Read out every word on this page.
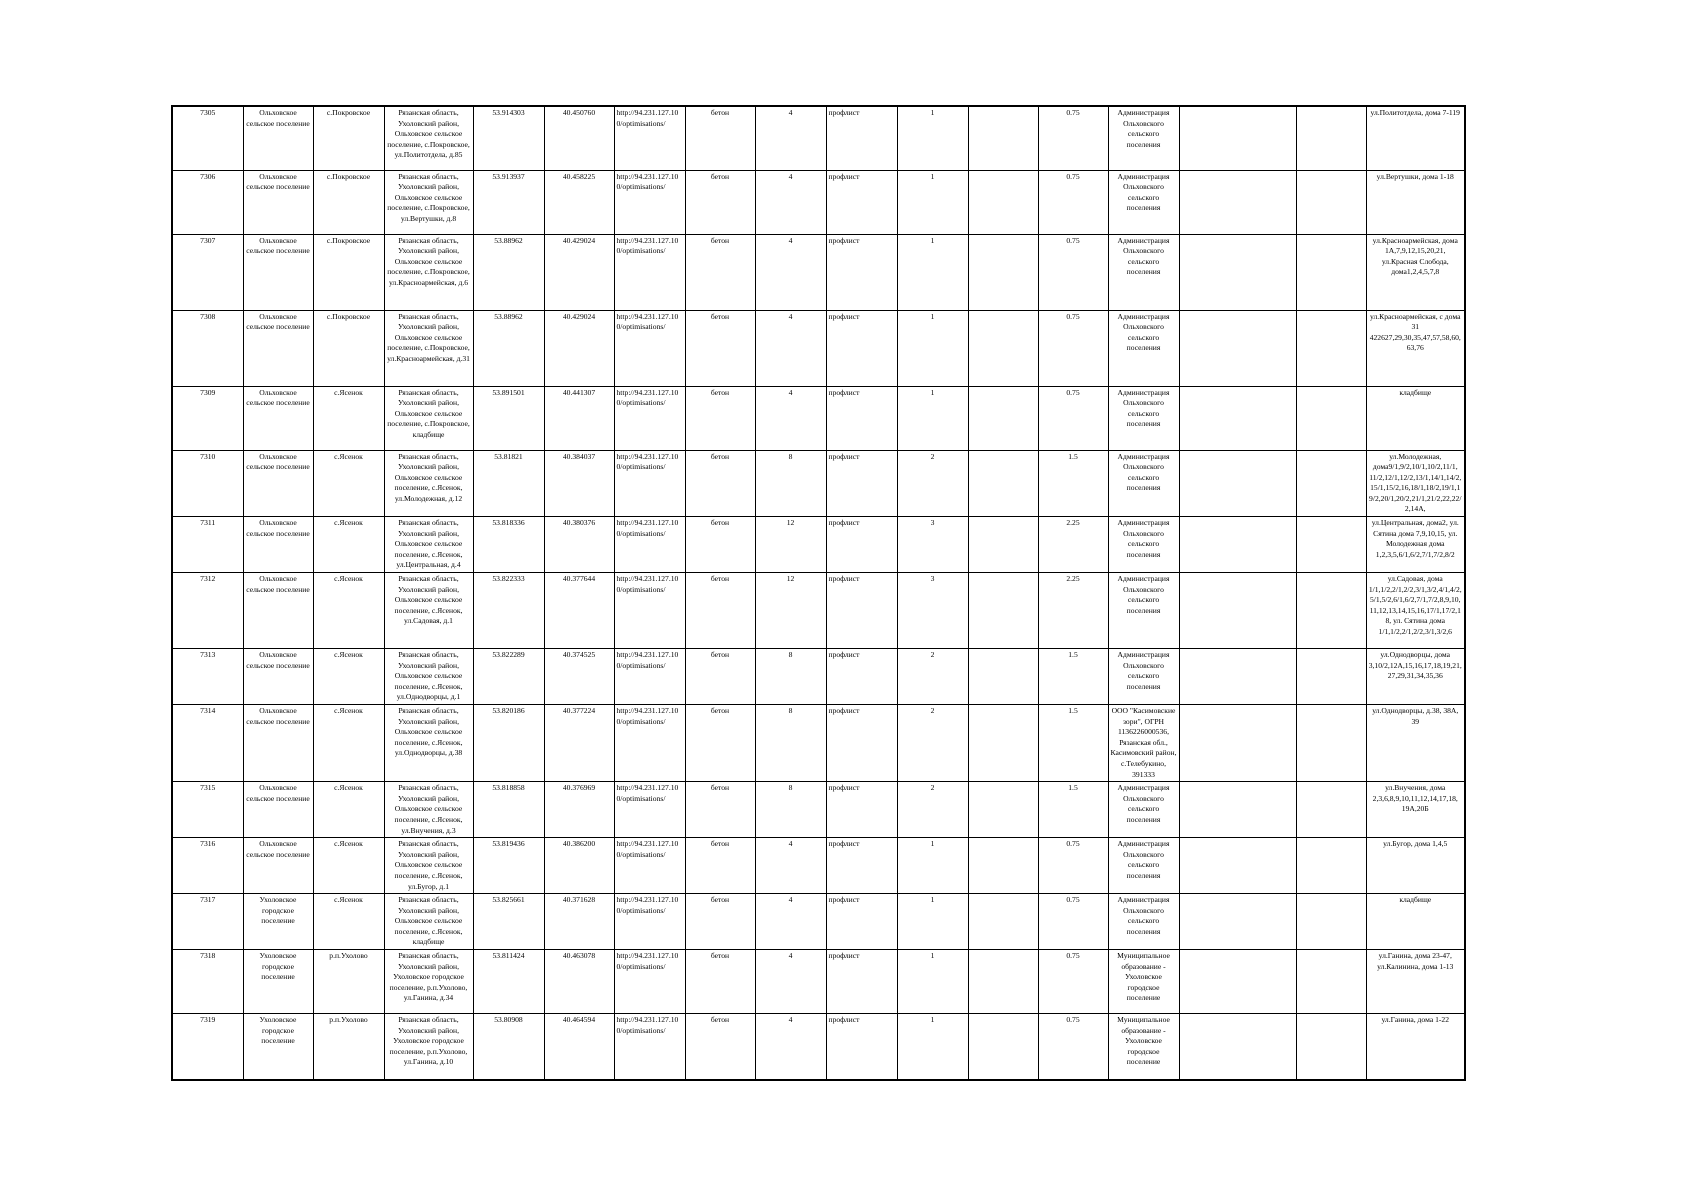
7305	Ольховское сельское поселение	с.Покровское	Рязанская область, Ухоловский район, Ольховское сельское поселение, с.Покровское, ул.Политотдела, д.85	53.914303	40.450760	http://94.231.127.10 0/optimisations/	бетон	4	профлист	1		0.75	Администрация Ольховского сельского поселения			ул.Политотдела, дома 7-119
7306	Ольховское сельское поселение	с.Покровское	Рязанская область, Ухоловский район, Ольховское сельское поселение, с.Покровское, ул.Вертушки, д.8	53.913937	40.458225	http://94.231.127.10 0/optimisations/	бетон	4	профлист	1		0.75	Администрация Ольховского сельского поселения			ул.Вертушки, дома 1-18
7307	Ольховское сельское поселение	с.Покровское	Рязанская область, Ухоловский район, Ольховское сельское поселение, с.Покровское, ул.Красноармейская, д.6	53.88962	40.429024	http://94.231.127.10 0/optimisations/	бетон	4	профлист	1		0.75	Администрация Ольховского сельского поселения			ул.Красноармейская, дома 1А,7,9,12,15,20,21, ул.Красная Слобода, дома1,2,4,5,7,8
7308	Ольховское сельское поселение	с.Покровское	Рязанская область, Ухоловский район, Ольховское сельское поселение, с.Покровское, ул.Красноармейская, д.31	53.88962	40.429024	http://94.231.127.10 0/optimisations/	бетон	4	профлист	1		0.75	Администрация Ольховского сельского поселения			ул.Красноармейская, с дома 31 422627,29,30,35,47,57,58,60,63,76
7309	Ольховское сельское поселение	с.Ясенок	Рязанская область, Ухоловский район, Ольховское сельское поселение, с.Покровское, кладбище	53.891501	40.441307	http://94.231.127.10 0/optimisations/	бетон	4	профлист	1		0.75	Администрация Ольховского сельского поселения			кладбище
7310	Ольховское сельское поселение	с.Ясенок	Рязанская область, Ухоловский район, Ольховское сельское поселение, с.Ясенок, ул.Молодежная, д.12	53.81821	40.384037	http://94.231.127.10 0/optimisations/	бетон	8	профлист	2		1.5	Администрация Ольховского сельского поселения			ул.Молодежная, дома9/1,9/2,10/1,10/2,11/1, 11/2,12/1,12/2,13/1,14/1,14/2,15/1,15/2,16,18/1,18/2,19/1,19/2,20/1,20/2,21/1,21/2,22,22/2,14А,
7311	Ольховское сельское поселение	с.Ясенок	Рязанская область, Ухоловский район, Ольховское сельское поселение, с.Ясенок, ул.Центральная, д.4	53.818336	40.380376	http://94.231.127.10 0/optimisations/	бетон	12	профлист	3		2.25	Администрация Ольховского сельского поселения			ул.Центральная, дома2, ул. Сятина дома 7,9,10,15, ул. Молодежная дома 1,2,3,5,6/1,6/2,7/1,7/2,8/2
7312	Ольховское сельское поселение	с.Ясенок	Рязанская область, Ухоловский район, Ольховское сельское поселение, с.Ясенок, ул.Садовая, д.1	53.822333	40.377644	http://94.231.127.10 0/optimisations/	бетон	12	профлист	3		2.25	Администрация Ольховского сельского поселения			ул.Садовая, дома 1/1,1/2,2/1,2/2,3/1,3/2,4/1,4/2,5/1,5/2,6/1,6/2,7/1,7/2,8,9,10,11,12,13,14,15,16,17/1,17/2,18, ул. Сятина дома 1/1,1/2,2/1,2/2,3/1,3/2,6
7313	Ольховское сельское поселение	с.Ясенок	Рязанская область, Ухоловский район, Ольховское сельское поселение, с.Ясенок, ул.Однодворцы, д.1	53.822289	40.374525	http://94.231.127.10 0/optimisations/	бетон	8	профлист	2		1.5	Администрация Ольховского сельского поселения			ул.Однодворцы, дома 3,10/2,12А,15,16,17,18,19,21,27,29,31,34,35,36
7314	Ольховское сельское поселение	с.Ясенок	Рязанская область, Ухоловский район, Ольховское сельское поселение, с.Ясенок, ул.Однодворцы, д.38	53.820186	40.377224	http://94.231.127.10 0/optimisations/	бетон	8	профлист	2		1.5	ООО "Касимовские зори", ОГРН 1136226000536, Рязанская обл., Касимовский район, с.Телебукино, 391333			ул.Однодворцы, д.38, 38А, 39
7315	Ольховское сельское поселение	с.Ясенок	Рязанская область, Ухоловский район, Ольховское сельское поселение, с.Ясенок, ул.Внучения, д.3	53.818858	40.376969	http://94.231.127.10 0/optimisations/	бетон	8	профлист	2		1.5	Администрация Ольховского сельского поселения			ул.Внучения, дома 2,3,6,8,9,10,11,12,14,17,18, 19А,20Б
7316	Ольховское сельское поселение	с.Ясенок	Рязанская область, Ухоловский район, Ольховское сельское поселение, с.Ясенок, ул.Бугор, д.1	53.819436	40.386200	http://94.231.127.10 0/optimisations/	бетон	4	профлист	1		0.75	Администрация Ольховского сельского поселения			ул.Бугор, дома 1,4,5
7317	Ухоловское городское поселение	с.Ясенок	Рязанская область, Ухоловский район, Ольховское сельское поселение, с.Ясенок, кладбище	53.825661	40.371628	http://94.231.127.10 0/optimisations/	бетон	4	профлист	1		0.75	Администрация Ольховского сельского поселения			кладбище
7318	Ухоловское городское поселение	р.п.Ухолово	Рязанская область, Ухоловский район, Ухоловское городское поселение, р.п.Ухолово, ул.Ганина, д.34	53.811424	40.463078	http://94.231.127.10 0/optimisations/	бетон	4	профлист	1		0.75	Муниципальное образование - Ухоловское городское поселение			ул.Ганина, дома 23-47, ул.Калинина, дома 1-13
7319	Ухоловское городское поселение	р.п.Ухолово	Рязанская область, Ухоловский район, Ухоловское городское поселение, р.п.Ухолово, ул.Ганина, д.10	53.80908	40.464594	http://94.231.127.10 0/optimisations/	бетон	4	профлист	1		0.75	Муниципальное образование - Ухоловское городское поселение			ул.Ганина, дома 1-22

----

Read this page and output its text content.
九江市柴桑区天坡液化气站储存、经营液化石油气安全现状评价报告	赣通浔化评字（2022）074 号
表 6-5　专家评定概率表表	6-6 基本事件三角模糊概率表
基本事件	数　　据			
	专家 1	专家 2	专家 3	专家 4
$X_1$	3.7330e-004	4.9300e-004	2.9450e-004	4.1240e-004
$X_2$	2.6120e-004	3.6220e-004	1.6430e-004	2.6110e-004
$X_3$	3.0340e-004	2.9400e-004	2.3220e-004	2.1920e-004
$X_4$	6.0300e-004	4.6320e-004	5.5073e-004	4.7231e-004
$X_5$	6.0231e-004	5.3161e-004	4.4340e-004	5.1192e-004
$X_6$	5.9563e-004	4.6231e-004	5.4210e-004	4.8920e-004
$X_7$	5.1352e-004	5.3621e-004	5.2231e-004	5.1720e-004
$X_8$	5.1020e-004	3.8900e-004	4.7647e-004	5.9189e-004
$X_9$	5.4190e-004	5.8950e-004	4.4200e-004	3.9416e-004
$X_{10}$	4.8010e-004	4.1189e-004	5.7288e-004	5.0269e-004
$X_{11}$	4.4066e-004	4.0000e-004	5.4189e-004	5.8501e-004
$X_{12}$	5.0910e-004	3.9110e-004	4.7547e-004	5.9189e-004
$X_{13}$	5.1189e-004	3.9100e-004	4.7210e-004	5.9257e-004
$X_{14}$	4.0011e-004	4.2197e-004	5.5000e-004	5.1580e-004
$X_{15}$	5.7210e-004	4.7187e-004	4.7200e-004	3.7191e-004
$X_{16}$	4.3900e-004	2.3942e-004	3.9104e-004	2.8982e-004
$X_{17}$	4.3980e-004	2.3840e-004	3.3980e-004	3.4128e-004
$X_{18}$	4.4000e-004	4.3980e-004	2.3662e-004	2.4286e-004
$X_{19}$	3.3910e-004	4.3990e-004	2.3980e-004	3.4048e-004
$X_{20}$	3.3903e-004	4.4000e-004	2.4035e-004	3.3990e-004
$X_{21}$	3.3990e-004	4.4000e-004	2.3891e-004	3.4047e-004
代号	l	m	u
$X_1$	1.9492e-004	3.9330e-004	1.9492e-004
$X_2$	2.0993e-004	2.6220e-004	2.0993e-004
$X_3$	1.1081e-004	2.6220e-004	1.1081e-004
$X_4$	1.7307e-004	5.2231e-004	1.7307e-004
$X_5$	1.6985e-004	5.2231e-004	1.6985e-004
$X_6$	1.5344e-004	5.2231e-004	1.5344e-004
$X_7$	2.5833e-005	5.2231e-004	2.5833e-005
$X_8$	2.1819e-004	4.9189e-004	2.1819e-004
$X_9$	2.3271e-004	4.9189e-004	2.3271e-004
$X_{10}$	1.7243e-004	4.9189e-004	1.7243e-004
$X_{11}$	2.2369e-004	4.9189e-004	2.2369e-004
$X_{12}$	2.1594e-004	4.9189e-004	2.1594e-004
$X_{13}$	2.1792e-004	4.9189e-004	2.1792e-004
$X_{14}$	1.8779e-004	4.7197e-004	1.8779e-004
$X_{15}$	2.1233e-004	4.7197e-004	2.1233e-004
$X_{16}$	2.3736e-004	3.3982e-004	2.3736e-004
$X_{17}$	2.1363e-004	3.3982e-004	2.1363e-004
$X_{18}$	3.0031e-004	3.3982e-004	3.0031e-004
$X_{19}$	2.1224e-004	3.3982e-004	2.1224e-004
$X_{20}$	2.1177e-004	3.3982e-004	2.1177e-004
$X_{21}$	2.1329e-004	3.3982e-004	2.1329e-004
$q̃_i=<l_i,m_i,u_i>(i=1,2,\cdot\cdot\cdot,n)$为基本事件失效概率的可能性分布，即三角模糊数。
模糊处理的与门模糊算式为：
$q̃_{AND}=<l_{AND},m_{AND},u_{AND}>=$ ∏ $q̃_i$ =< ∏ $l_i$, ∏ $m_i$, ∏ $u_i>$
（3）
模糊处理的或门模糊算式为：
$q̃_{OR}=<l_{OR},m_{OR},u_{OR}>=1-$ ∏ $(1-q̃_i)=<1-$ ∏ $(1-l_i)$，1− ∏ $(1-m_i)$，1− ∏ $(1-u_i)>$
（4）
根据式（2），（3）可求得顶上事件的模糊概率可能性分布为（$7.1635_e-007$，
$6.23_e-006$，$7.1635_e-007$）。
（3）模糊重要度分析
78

----

:: WHAT IS NEEDED ::
Copy out every line where the word "Read" occurs.

:: RESULT ::
Read out every word on this page.
Read this page and output its text content.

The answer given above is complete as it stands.